— BEGIN MATERIAL SUPPLIED —
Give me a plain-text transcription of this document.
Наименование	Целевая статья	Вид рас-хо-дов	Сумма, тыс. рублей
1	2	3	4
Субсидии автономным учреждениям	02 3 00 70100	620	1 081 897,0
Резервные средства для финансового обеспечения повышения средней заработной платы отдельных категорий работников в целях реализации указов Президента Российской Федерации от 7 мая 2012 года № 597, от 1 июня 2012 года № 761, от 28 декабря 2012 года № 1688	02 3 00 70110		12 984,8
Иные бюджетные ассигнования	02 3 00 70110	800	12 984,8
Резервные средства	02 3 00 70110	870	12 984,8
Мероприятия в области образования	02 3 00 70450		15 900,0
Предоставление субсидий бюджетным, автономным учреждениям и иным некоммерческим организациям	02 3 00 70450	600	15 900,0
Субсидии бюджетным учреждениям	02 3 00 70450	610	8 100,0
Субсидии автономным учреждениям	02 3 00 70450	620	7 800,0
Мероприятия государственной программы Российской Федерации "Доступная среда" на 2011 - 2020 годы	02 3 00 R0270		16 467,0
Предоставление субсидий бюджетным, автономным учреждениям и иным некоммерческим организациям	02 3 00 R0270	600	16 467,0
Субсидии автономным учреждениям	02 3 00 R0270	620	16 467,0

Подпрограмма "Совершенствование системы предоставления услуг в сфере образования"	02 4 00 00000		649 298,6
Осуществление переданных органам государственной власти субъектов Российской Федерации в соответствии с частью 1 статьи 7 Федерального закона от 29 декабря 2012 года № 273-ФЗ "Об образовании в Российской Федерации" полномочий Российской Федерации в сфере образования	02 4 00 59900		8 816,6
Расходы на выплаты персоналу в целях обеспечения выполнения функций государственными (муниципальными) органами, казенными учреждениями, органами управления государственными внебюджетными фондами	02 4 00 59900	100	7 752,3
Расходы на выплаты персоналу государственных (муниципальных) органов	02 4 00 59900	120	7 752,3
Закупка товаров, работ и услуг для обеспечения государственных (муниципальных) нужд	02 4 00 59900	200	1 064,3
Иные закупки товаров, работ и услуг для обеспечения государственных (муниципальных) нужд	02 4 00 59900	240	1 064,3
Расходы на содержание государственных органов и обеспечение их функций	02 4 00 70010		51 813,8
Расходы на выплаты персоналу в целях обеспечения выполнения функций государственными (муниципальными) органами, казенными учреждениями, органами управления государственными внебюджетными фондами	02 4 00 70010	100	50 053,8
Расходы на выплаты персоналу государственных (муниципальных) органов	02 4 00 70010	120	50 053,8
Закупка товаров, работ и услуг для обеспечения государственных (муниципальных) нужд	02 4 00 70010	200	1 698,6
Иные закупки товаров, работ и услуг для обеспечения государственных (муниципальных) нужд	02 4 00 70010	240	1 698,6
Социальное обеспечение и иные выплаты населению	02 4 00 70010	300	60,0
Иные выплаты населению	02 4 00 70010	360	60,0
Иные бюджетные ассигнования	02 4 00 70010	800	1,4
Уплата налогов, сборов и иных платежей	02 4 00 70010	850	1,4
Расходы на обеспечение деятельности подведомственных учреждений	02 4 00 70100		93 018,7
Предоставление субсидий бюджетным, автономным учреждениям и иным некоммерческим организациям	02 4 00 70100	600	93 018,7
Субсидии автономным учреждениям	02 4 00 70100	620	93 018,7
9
— END MATERIAL SUPPLIED —
Pick out every line above that holds the word "персоналу" and copy it.

Расходы на выплаты персоналу в целях обеспечения выполнения функций государственными (муниципальными) органами, казенными учреждениями, органами управления государственными внебюджетными фондами	02 4 00 59900	100	7 752,3
Расходы на выплаты персоналу государственных (муниципальных) органов	02 4 00 59900	120	7 752,3
Расходы на выплаты персоналу в целях обеспечения выполнения функций государственными (муниципальными) органами, казенными учреждениями, органами управления государственными внебюджетными фондами	02 4 00 70010	100	50 053,8
Расходы на выплаты персоналу государственных (муниципальных) органов	02 4 00 70010	120	50 053,8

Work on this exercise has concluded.